— Begin —
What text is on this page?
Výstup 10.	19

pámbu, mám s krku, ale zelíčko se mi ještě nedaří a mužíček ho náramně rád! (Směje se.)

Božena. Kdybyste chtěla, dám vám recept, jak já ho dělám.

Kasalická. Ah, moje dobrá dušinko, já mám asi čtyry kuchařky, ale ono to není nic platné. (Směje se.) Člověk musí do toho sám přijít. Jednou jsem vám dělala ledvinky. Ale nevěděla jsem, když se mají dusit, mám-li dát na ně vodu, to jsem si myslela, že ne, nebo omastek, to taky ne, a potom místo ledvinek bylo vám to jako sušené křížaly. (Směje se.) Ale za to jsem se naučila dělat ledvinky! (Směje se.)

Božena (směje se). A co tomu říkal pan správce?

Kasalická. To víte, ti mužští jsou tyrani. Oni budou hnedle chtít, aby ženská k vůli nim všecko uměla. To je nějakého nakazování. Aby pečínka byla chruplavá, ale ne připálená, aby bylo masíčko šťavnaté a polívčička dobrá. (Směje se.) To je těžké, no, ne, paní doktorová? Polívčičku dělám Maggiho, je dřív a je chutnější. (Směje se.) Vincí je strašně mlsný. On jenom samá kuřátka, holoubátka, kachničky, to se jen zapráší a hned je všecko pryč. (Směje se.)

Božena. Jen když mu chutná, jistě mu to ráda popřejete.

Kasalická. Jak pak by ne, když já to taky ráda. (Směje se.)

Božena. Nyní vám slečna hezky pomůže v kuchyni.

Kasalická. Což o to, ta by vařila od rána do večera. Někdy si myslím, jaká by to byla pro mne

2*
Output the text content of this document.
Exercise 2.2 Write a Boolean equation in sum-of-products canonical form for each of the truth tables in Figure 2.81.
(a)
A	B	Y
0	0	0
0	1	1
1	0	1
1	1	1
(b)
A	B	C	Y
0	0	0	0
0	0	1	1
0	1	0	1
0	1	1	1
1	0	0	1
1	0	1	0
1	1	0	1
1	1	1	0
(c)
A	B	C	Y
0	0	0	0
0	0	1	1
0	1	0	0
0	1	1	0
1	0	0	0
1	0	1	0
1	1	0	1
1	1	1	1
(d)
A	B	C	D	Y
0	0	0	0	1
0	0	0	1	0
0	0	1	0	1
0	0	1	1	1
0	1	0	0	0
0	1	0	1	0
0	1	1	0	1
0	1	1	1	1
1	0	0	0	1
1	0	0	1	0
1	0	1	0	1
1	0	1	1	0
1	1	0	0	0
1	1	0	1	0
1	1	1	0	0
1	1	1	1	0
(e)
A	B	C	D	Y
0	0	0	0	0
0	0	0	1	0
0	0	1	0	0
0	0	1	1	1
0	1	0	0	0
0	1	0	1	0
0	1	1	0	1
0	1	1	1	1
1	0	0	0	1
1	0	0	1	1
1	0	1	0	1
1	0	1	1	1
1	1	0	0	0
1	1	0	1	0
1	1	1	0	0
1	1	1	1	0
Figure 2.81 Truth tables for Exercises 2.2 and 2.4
— End —
Gather every line from the entries above where the word "tables" appears, and copy them.

• **FULL ANSWER**
Exercise 2.2 Write a Boolean equation in sum-of-products canonical form for each of the truth tables in Figure 2.81.
Figure 2.81 Truth tables for Exercises 2.2 and 2.4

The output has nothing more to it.